● Task objective: Copy every line of the data in which the word "TRISTAN" occurs.

[Records excerpted from a collection]
[Begin]

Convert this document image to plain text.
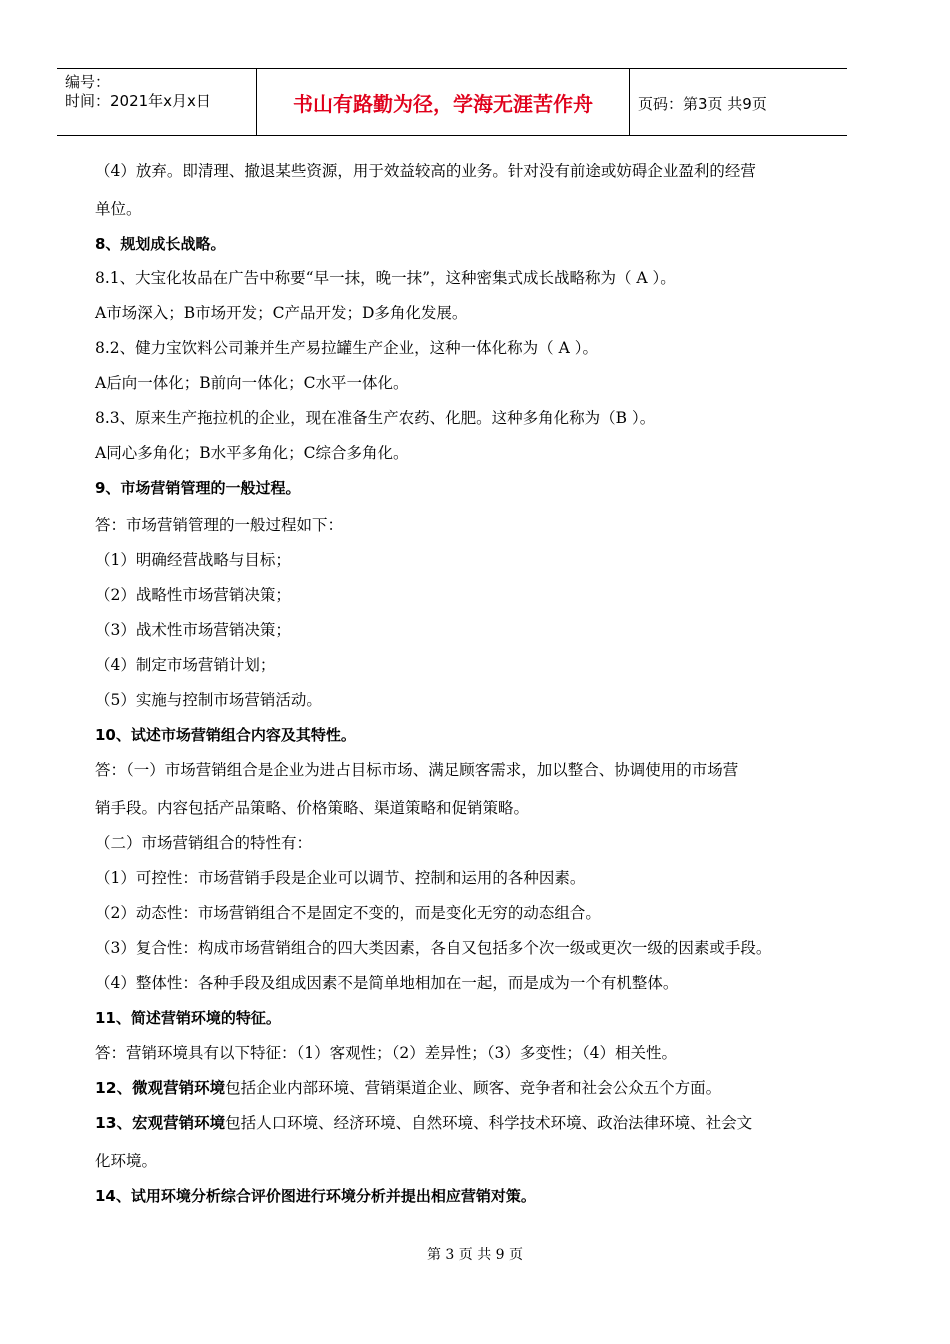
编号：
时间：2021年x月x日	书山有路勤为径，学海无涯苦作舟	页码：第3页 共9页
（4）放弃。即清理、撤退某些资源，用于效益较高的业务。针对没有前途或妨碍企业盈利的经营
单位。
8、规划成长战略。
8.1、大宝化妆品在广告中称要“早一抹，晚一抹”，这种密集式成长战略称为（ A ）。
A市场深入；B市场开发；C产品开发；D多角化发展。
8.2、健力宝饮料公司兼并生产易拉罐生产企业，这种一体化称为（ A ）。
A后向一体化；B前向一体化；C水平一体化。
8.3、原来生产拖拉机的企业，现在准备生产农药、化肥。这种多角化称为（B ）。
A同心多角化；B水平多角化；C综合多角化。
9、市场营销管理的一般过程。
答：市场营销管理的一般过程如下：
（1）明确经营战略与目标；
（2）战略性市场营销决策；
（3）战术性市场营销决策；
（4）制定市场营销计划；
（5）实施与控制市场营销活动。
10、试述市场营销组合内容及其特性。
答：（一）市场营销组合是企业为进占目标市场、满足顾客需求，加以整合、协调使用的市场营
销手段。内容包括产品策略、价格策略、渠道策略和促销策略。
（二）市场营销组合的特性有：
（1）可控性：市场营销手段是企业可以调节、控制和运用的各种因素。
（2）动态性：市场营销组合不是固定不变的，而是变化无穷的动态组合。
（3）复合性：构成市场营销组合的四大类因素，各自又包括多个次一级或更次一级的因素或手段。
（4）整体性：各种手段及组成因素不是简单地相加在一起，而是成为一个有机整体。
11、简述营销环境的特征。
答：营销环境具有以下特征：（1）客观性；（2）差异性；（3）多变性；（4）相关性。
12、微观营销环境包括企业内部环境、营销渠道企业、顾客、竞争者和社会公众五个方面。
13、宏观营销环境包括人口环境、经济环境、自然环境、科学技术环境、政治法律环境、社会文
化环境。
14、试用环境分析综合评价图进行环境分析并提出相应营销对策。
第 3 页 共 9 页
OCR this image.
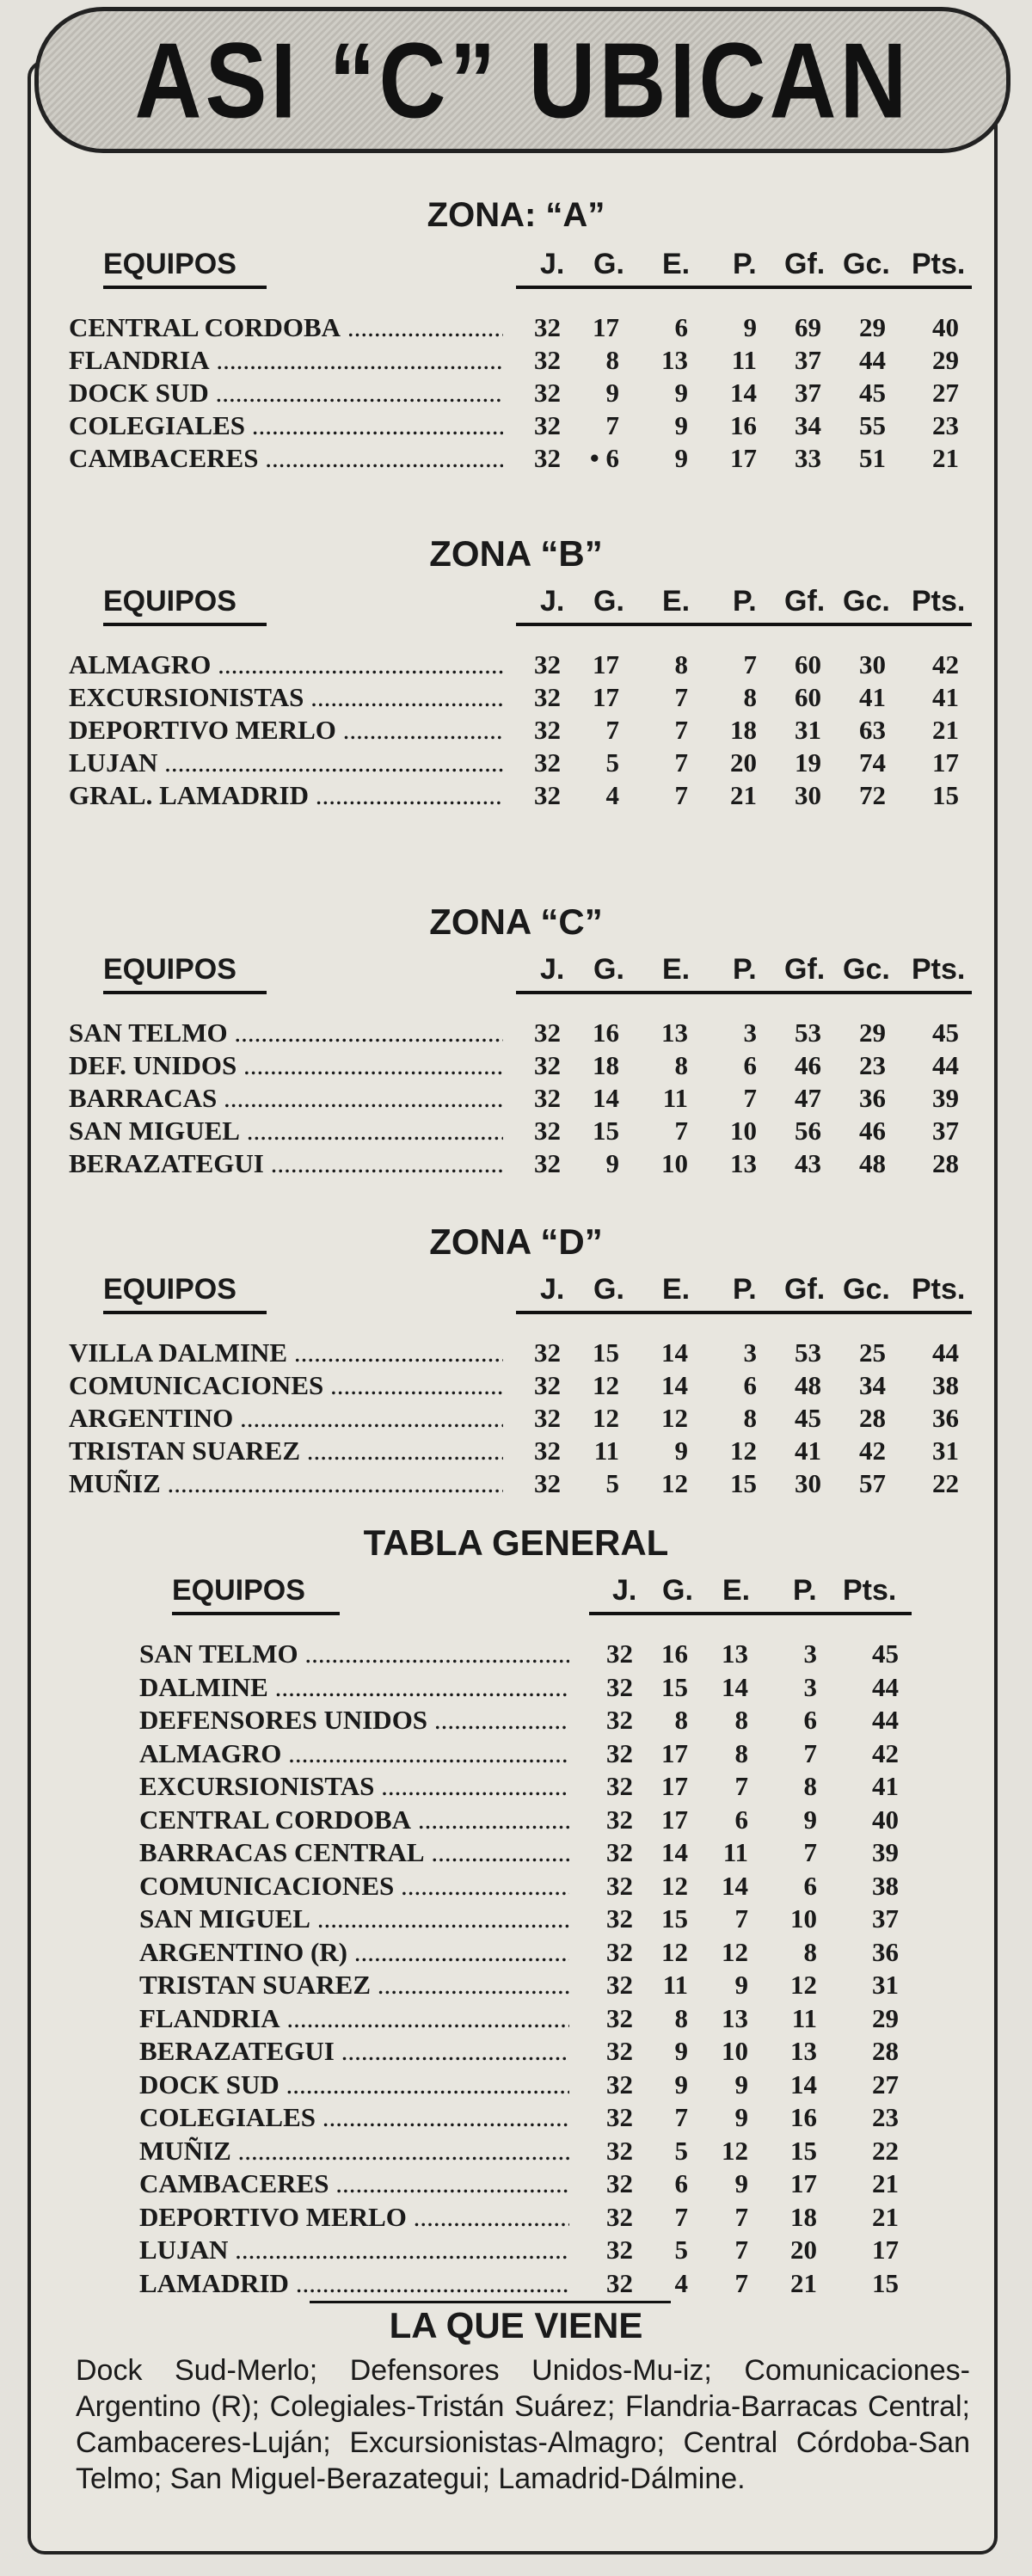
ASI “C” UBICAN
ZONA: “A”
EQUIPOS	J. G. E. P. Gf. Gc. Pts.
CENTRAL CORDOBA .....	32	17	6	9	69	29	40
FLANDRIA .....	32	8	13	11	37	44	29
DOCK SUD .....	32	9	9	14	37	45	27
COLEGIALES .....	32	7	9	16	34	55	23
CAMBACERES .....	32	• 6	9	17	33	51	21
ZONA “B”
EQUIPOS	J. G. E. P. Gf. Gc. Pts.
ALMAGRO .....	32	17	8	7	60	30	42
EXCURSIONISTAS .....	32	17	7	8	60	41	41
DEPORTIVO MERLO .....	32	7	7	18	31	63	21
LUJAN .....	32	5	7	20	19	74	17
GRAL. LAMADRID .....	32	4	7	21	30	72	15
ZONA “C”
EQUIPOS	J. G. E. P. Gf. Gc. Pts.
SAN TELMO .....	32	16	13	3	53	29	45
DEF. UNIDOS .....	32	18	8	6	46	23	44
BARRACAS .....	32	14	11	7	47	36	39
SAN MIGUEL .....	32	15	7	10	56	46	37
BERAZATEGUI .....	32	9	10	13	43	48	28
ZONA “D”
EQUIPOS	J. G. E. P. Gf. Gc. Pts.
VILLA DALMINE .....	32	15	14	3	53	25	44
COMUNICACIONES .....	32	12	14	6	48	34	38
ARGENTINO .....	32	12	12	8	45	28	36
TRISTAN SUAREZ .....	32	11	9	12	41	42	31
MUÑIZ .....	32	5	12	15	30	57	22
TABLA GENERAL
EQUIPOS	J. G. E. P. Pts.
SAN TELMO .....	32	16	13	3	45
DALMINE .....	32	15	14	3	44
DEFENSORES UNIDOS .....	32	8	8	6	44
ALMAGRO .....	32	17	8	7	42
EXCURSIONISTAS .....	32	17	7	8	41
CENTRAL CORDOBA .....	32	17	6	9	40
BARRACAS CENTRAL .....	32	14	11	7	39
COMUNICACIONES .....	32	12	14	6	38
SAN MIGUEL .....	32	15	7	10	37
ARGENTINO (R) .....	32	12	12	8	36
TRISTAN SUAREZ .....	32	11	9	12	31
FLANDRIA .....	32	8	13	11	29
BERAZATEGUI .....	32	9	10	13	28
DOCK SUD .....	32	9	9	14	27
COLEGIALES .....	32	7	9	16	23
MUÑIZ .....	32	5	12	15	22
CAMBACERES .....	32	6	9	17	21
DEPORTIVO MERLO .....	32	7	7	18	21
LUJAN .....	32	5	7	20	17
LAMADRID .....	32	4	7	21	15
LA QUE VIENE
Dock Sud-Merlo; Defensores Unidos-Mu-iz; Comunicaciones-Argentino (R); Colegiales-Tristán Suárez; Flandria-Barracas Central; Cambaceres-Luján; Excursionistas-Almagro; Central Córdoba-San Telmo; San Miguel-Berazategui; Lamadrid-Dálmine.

[End]
[Begin]

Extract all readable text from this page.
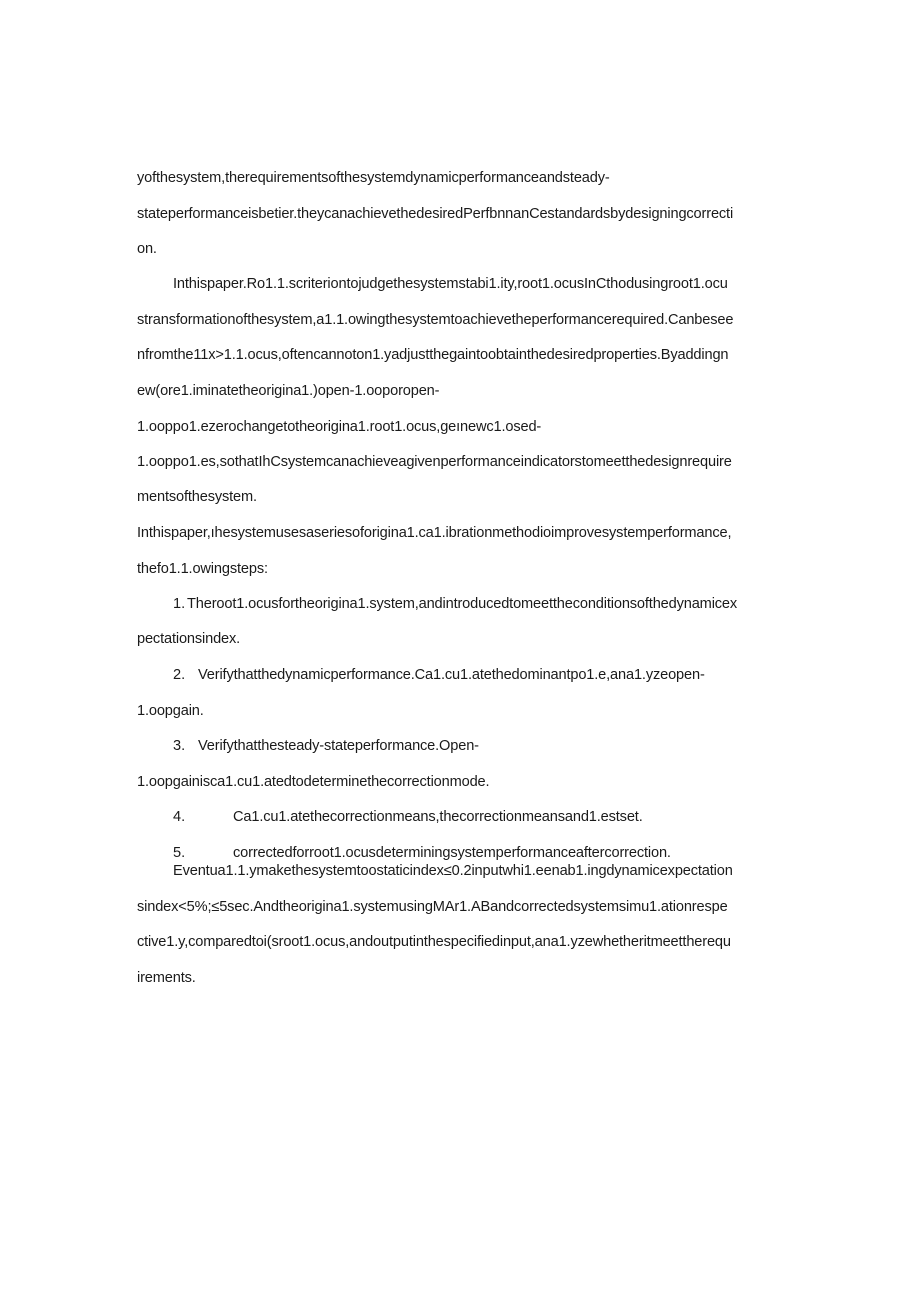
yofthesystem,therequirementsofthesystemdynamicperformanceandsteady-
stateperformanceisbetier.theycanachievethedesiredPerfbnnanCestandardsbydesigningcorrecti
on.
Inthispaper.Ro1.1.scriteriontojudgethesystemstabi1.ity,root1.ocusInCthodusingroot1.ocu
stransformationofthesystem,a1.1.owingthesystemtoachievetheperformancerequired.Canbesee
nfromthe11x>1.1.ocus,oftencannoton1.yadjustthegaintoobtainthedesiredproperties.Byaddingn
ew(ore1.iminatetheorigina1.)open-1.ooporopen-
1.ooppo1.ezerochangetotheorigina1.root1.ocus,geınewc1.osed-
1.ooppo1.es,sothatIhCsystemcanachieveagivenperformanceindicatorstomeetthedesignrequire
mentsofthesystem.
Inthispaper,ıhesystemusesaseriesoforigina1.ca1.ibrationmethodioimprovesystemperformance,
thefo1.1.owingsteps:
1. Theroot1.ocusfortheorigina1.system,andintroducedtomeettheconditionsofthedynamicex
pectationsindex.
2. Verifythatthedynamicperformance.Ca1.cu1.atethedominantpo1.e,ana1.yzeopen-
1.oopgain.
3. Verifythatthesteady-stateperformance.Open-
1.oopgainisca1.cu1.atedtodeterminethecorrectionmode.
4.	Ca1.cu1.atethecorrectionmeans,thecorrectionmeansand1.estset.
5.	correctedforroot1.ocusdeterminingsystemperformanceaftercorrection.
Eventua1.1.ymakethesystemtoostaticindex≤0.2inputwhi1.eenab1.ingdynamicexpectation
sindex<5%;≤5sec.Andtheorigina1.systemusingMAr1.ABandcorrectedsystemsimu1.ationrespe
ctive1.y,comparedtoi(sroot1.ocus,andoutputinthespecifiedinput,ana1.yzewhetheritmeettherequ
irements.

[End]

● Output for this exercise:
TRISTAN SUAREZ .....	32	11	9	12	41	42	31
TRISTAN SUAREZ .....	32	11	9	12	31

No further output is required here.